▶ _Assigned task_
Take the entries below and give them back exactly. Leave out nothing.

▶ _Information provided_
Start of Block

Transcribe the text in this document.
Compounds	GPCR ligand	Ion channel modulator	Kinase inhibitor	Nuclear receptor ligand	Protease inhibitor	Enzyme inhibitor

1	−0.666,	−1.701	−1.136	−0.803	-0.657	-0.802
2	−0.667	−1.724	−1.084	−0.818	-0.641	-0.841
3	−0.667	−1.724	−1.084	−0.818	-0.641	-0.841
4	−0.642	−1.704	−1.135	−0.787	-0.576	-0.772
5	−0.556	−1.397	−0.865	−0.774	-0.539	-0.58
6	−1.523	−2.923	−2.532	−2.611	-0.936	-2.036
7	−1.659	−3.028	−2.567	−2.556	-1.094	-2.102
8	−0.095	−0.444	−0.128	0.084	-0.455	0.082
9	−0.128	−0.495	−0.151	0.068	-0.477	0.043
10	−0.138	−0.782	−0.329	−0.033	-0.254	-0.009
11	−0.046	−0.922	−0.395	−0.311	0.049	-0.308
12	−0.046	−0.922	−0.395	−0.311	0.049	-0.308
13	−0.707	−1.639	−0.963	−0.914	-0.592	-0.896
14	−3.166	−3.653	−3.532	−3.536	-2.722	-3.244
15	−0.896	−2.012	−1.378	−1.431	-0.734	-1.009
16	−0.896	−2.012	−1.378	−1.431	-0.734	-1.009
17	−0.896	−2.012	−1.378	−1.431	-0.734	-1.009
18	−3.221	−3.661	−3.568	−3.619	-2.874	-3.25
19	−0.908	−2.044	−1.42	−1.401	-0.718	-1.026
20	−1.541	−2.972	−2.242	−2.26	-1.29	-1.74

End of Block

▶ _Task response_
Transcribe the text in this document.
Compounds	GPCR ligand	Ion channel modulator	Kinase inhibitor	Nuclear receptor ligand	Protease inhibitor	Enzyme inhibitor

1	−0.666,	−1.701	−1.136	−0.803	-0.657	-0.802
2	−0.667	−1.724	−1.084	−0.818	-0.641	-0.841
3	−0.667	−1.724	−1.084	−0.818	-0.641	-0.841
4	−0.642	−1.704	−1.135	−0.787	-0.576	-0.772
5	−0.556	−1.397	−0.865	−0.774	-0.539	-0.58
6	−1.523	−2.923	−2.532	−2.611	-0.936	-2.036
7	−1.659	−3.028	−2.567	−2.556	-1.094	-2.102
8	−0.095	−0.444	−0.128	0.084	-0.455	0.082
9	−0.128	−0.495	−0.151	0.068	-0.477	0.043
10	−0.138	−0.782	−0.329	−0.033	-0.254	-0.009
11	−0.046	−0.922	−0.395	−0.311	0.049	-0.308
12	−0.046	−0.922	−0.395	−0.311	0.049	-0.308
13	−0.707	−1.639	−0.963	−0.914	-0.592	-0.896
14	−3.166	−3.653	−3.532	−3.536	-2.722	-3.244
15	−0.896	−2.012	−1.378	−1.431	-0.734	-1.009
16	−0.896	−2.012	−1.378	−1.431	-0.734	-1.009
17	−0.896	−2.012	−1.378	−1.431	-0.734	-1.009
18	−3.221	−3.661	−3.568	−3.619	-2.874	-3.25
19	−0.908	−2.044	−1.42	−1.401	-0.718	-1.026
20	−1.541	−2.972	−2.242	−2.26	-1.29	-1.74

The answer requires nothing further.